> [Problem to solve] Each line of the material below that holds the word "name" needs to be copied.

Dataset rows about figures
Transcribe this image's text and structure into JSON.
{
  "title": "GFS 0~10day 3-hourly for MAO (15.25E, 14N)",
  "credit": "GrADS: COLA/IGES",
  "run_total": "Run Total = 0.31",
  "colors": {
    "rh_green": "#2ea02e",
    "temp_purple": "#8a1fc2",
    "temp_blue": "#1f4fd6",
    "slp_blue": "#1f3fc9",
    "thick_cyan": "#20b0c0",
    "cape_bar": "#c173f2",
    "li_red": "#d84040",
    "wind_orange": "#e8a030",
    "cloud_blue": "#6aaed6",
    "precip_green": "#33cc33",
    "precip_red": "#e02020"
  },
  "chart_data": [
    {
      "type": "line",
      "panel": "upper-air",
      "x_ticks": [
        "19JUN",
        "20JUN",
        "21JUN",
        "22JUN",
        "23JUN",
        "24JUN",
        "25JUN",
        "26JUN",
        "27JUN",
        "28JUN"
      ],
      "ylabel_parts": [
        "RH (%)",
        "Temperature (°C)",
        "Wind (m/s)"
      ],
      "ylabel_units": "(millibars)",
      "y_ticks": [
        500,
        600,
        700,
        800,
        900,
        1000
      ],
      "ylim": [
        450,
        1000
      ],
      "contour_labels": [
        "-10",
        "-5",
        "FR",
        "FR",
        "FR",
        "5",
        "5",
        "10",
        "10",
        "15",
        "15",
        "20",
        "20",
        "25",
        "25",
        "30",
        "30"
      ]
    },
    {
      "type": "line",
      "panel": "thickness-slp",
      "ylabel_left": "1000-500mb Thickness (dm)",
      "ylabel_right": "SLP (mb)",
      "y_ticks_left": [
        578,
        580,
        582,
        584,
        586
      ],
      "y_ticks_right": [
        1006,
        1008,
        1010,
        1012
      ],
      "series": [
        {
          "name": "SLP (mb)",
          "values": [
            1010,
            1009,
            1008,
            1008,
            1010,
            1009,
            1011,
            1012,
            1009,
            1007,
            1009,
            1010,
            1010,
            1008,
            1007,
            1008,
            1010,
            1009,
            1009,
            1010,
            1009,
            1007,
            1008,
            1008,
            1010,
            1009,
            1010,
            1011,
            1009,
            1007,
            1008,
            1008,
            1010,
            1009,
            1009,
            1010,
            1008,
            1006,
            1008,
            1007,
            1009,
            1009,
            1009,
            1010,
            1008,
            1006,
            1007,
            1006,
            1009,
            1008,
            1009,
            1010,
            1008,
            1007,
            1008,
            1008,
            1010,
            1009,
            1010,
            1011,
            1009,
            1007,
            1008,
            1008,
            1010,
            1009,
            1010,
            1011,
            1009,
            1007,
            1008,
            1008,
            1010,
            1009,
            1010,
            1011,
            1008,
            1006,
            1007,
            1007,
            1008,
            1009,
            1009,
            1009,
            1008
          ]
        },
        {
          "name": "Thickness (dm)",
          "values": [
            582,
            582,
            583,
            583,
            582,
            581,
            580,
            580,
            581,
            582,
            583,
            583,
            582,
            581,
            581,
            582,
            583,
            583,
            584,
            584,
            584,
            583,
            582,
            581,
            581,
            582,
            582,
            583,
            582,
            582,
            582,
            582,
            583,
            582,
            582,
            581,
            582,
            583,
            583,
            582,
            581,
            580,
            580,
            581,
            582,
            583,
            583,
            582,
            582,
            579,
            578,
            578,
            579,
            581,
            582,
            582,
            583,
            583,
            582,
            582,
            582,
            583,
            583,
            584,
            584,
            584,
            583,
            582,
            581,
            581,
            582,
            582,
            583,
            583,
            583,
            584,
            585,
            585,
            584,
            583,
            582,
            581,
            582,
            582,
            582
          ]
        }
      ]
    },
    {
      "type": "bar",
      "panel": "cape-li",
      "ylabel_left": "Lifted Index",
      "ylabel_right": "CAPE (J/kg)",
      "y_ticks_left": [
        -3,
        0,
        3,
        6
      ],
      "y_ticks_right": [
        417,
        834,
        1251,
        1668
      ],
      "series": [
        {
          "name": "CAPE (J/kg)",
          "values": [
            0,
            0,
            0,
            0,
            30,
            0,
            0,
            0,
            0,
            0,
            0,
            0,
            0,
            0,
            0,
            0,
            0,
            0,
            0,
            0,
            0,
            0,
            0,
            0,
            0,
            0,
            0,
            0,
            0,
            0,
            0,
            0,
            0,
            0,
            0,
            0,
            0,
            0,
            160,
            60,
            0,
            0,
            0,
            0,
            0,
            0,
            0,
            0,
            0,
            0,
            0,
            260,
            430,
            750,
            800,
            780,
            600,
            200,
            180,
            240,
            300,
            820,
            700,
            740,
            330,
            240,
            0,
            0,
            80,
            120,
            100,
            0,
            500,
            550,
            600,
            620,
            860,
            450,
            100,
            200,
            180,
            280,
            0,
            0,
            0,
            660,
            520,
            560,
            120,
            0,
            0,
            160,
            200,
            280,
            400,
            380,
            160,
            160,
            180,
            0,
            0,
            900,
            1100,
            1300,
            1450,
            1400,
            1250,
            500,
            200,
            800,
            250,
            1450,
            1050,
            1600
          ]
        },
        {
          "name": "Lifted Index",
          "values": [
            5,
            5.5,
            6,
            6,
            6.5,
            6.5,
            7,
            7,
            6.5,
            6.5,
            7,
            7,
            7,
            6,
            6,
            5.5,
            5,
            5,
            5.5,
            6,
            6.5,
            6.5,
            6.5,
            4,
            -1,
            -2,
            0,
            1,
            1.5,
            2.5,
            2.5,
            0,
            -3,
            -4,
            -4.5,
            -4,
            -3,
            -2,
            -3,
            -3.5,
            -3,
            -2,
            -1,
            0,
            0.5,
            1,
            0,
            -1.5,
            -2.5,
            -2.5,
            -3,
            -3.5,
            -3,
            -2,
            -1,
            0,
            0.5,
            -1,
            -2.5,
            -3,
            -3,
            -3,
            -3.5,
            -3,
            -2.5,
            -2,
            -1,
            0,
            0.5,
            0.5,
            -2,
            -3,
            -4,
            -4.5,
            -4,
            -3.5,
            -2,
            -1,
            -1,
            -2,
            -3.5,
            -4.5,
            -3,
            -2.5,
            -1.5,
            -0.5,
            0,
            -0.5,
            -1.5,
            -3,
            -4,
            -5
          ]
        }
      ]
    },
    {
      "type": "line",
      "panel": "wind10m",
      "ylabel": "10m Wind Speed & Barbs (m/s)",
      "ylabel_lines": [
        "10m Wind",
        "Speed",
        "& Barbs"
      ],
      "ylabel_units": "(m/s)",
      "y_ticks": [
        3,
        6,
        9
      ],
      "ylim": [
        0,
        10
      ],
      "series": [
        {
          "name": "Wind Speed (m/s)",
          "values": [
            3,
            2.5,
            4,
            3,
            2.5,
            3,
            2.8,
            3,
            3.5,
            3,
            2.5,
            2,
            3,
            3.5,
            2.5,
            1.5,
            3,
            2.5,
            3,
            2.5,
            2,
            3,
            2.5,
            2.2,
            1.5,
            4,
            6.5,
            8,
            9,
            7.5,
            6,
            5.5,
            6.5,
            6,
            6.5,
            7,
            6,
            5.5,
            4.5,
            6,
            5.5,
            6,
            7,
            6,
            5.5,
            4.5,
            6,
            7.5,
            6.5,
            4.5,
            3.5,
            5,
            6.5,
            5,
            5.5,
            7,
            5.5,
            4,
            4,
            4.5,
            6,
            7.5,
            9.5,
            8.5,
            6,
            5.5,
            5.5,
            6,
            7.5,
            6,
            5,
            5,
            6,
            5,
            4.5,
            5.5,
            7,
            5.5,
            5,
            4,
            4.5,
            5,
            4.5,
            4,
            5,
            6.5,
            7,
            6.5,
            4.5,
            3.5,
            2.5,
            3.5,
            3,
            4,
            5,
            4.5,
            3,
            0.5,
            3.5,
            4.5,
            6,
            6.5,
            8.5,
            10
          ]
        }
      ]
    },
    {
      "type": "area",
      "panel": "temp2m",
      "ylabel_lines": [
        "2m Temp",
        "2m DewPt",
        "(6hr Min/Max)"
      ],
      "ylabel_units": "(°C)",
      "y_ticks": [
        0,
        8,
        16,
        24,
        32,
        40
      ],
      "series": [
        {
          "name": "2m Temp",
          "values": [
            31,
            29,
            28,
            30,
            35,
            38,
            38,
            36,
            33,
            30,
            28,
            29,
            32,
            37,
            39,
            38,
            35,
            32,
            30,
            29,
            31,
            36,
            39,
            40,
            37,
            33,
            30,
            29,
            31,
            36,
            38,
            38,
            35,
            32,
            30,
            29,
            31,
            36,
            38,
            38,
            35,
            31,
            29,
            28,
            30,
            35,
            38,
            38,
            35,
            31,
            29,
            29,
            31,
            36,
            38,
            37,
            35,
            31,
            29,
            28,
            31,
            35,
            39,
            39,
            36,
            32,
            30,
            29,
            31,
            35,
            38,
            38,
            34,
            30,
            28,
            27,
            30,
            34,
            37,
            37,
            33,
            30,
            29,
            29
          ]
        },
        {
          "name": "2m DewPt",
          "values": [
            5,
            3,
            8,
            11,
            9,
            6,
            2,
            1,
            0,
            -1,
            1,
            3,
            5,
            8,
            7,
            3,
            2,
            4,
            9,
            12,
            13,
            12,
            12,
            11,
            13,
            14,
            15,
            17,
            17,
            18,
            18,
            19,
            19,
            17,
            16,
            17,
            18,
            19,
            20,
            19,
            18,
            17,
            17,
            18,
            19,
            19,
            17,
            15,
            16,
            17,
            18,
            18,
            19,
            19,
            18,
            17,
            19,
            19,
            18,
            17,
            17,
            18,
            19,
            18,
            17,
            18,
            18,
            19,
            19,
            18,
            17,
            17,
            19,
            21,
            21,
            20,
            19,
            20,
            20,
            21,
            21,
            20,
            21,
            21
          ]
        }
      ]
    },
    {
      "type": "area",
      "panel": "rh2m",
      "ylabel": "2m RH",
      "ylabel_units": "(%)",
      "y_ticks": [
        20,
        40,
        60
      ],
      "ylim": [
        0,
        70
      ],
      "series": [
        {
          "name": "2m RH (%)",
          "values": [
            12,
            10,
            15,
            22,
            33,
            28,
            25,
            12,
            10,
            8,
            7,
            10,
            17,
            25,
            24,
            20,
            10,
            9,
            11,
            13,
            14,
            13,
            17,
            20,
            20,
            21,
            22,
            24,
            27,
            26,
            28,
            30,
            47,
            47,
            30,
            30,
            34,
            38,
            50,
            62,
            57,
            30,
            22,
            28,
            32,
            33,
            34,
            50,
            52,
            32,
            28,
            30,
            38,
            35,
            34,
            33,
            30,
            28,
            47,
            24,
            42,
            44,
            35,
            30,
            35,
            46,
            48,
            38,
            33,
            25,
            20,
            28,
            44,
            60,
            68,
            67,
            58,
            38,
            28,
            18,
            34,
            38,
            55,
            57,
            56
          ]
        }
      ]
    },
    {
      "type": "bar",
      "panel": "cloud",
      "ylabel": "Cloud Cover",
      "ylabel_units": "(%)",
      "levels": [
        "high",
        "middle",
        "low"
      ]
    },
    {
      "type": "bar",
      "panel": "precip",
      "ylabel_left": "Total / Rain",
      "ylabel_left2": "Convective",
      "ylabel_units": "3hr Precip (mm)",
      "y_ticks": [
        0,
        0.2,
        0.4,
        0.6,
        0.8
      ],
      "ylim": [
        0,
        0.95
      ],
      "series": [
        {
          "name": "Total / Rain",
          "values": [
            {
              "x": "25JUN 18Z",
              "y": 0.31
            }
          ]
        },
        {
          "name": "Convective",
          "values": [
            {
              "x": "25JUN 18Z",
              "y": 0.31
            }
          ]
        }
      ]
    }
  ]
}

> [Output for this exercise]
          "name": "SLP (mb)",
          "name": "Thickness (dm)",
          "name": "CAPE (J/kg)",
          "name": "Lifted Index",
          "name": "Wind Speed (m/s)",
          "name": "2m Temp",
          "name": "2m DewPt",
          "name": "2m RH (%)",
          "name": "Total / Rain",
          "name": "Convective",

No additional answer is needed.